§ Partes do exercício:
**1)** Imprima, sem nenhuma alteração, a parte do texto sobre o Dois de Julho que começa em "Cronistas registram que, na" e termina em "baianos no confronto.".
**2)** Prossiga com o texto sobre o Dois de Julho em Salvador, escrevendo a continuação logo após a última frase apresentada.

§ Trecho de texto:
━━━

Cronistas registram que, na madrugada de Dois de Julho de 1823, a cidade de Salvador amanheceu quase deserta: o exército português deixou em definitivo a província da Bahia. Alguns dizem até que o dia nasceu bonito, sem as chuvas de junho. O sol brilhou com seus raios de cegar a vista. Dois de Julho daqueles longes acontecia assim com o esplendor do sol, para ficar na reverência patriótica dos baianos que, desde então, estabeleceram a tradição de comemorá-lo anualmente com a repetição da entrada do Exército Pacificador na cidade de Salvador. De uns anos para cá, o caboclo e a cabocla foram introduzidos no cortejo patriótico como homenagem prestada às gentes indígenas que contribuíram para a vitória dos baianos no confronto.

━━━

§ Conjunto de dados:

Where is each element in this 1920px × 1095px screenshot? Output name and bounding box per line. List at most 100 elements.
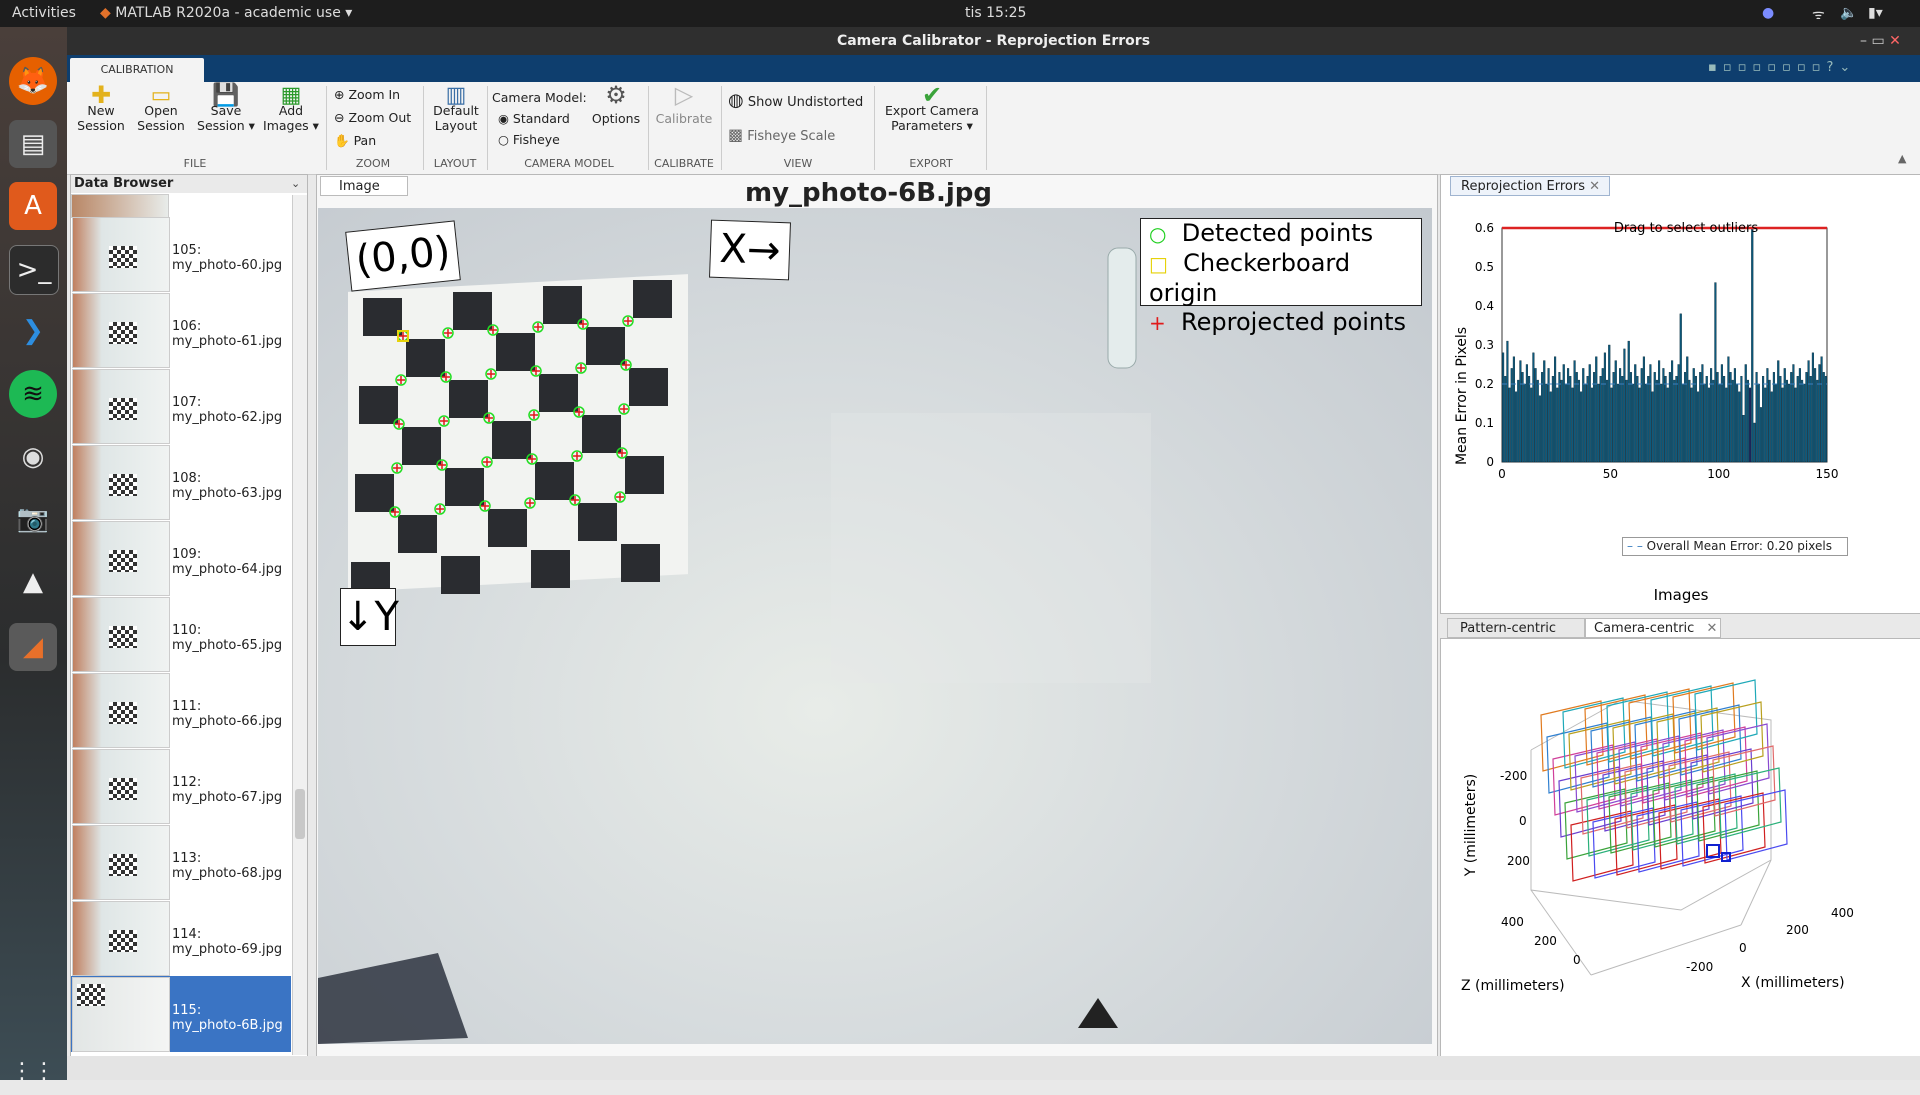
error-bar[interactable] xyxy=(1816,379,1819,463)
error-bar[interactable] xyxy=(1595,356,1598,463)
error-bar[interactable] xyxy=(1824,375,1827,463)
error-bar[interactable] xyxy=(1521,372,1524,463)
browser-scrollbar[interactable] xyxy=(292,195,307,1055)
error-bar[interactable] xyxy=(1571,387,1574,463)
spotify-icon[interactable]: ≋ xyxy=(9,370,57,418)
list-item[interactable]: 107: my_photo-62.jpg xyxy=(71,368,291,444)
error-bar[interactable] xyxy=(1645,383,1648,463)
new-session-button[interactable]: ✚ New Session xyxy=(74,83,128,133)
browser-menu-icon[interactable]: ⌄ xyxy=(291,177,300,190)
list-item[interactable]: 106: my_photo-61.jpg xyxy=(71,292,291,368)
error-bar[interactable] xyxy=(1738,391,1741,463)
error-bar[interactable] xyxy=(1662,368,1665,463)
scrollbar-thumb[interactable] xyxy=(295,789,305,839)
error-bar[interactable] xyxy=(1593,372,1596,463)
error-bar[interactable] xyxy=(1614,360,1617,463)
error-bar[interactable] xyxy=(1759,407,1762,463)
error-bar[interactable] xyxy=(1762,375,1765,463)
error-bar[interactable] xyxy=(1684,372,1687,463)
vscode-icon[interactable]: ❯ xyxy=(9,307,57,355)
error-bar[interactable] xyxy=(1673,379,1676,463)
error-bar[interactable] xyxy=(1569,375,1572,463)
error-bar[interactable] xyxy=(1690,387,1693,463)
error-bar[interactable] xyxy=(1651,391,1654,463)
error-bar[interactable] xyxy=(1560,379,1563,463)
error-bar[interactable] xyxy=(1790,372,1793,463)
error-bar[interactable] xyxy=(1502,352,1505,463)
error-bar[interactable] xyxy=(1692,368,1695,463)
show-undistorted-button[interactable]: ◍ Show Undistorted xyxy=(728,92,863,111)
tab-image[interactable]: Image xyxy=(320,176,408,196)
error-bar[interactable] xyxy=(1736,383,1739,463)
battery-icon[interactable]: ▮▾ xyxy=(1868,5,1883,21)
list-item[interactable]: 105: my_photo-60.jpg xyxy=(71,216,291,292)
tab-pattern-centric[interactable]: Pattern-centric xyxy=(1447,618,1585,638)
error-bar[interactable] xyxy=(1625,379,1628,463)
export-camera-parameters-button[interactable]: ✔ Export Camera Parameters ▾ xyxy=(880,83,984,133)
error-bar[interactable] xyxy=(1528,375,1531,463)
collapse-toolstrip-icon[interactable]: ▲ xyxy=(1898,152,1906,165)
error-bar[interactable] xyxy=(1616,383,1619,463)
error-bar[interactable] xyxy=(1655,379,1658,463)
error-bar[interactable] xyxy=(1653,372,1656,463)
error-bar[interactable] xyxy=(1781,387,1784,463)
calibrate-button[interactable]: ▷ Calibrate xyxy=(652,83,716,126)
webcam-icon[interactable]: ◉ xyxy=(9,433,57,481)
error-bar[interactable] xyxy=(1606,379,1609,463)
error-bar[interactable] xyxy=(1714,282,1717,463)
error-bar[interactable] xyxy=(1582,368,1585,463)
error-bar[interactable] xyxy=(1716,372,1719,463)
error-bar[interactable] xyxy=(1746,379,1749,463)
error-bar[interactable] xyxy=(1712,379,1715,463)
error-bar[interactable] xyxy=(1794,387,1797,463)
error-bar[interactable] xyxy=(1798,368,1801,463)
error-bar[interactable] xyxy=(1567,368,1570,463)
error-bar[interactable] xyxy=(1751,227,1754,463)
error-bar[interactable] xyxy=(1549,391,1552,463)
error-bar[interactable] xyxy=(1647,375,1650,463)
error-bar[interactable] xyxy=(1640,368,1643,463)
error-bar[interactable] xyxy=(1770,391,1773,463)
error-bar[interactable] xyxy=(1632,383,1635,463)
error-bar[interactable] xyxy=(1807,360,1810,463)
error-bar[interactable] xyxy=(1506,340,1509,463)
zoom-in-button[interactable]: ⊕ Zoom In xyxy=(334,87,400,102)
error-bar[interactable] xyxy=(1664,375,1667,463)
error-bar[interactable] xyxy=(1749,387,1752,463)
thumbnail-partial[interactable] xyxy=(71,194,169,218)
close-tab-icon[interactable]: ✕ xyxy=(1706,621,1717,636)
terminal-icon[interactable]: >_ xyxy=(9,245,59,295)
error-bar[interactable] xyxy=(1785,379,1788,463)
show-apps-icon[interactable]: ⋮⋮ xyxy=(9,1047,57,1095)
error-bar[interactable] xyxy=(1705,375,1708,463)
error-bar[interactable] xyxy=(1809,375,1812,463)
error-bar[interactable] xyxy=(1777,360,1780,463)
error-bar[interactable] xyxy=(1731,379,1734,463)
error-bar[interactable] xyxy=(1742,414,1745,463)
tab-reprojection-errors[interactable]: Reprojection Errors ✕ xyxy=(1450,176,1610,196)
error-bar[interactable] xyxy=(1580,391,1583,463)
error-bar[interactable] xyxy=(1573,360,1576,463)
error-bar[interactable] xyxy=(1792,364,1795,463)
error-bar[interactable] xyxy=(1538,395,1541,463)
error-bar[interactable] xyxy=(1720,364,1723,463)
error-bar[interactable] xyxy=(1551,375,1554,463)
error-bar[interactable] xyxy=(1508,387,1511,463)
activities-button[interactable]: Activities xyxy=(12,5,76,21)
error-bar[interactable] xyxy=(1512,356,1515,463)
list-item[interactable]: 114: my_photo-69.jpg xyxy=(71,900,291,976)
error-bar[interactable] xyxy=(1556,387,1559,463)
error-bar[interactable] xyxy=(1727,356,1730,463)
error-bar[interactable] xyxy=(1519,360,1522,463)
error-bar[interactable] xyxy=(1608,344,1611,463)
error-bar[interactable] xyxy=(1658,360,1661,463)
error-bar[interactable] xyxy=(1772,372,1775,463)
error-bar[interactable] xyxy=(1558,372,1561,463)
error-bar[interactable] xyxy=(1621,375,1624,463)
tab-calibration[interactable]: CALIBRATION xyxy=(70,58,204,82)
matlab-dock-icon[interactable]: ◢ xyxy=(9,623,57,671)
error-bar[interactable] xyxy=(1671,360,1674,463)
error-bar[interactable] xyxy=(1697,391,1700,463)
error-bar[interactable] xyxy=(1718,383,1721,463)
inkscape-icon[interactable]: ▲ xyxy=(9,558,57,606)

━━━

§ Resultados por tarefa:
**1)**
Cronistas registram que, na madrugada de Dois de Julho de 1823, a cidade de Salvador amanheceu quase deserta: o exército português deixou em definitivo a província da Bahia. Alguns dizem até que o dia nasceu bonito, sem as chuvas de junho. O sol brilhou com seus raios de cegar a vista. Dois de Julho daqueles longes acontecia assim com o esplendor do sol, para ficar na reverência patriótica dos baianos que, desde então, estabeleceram a tradição de comemorá-lo anualmente com a repetição da entrada do Exército Pacificador na cidade de Salvador. De uns anos para cá, o caboclo e a cabocla foram introduzidos no cortejo patriótico como homenagem prestada às gentes indígenas que contribuíram para a vitória dos baianos no confronto.

**2)**
Foram brasileiros que, com armas em suas mãos, de fato libertaram a Bahia da opressão do Império Português, começando o movimento em Cachoeira, Santo Amaro, Maragogipe, São Francisco do Conde, Nazaré das Farinhas, Jaguaripe, Saubara. Formavam um exército em frangalhos. Depois se juntaram a esses pobres brasileiros outros que desceram lá de Caetité, de outras partes do sertão e da Chapada.

            Na pugna ferrenha não se sabe ao certo como o corneteiro Luís Lopes tenha ficado no coração dos baianos.  Se a versão da história contada é verídica ou não, tudo se torna mais intrigante e ao mesmo tempo mais nebuloso.  Nenhum estudioso tem informações aprofundadas sobre o assunto, mas o que se sabe é que ele participou do conflito que ficou conhecido como a Batalha de Pirajá, onde provavelmente teve um papel decisivo. Propaga-se no imaginário popular que em vez do toque de “recuar”, deu o sinal de “cavalaria avançar” e, em seguida, o de “degolar”. E quem acabou partindo em retirada foram as tropas lusitanas, imaginando que os brasileiros tinham recebido reforços.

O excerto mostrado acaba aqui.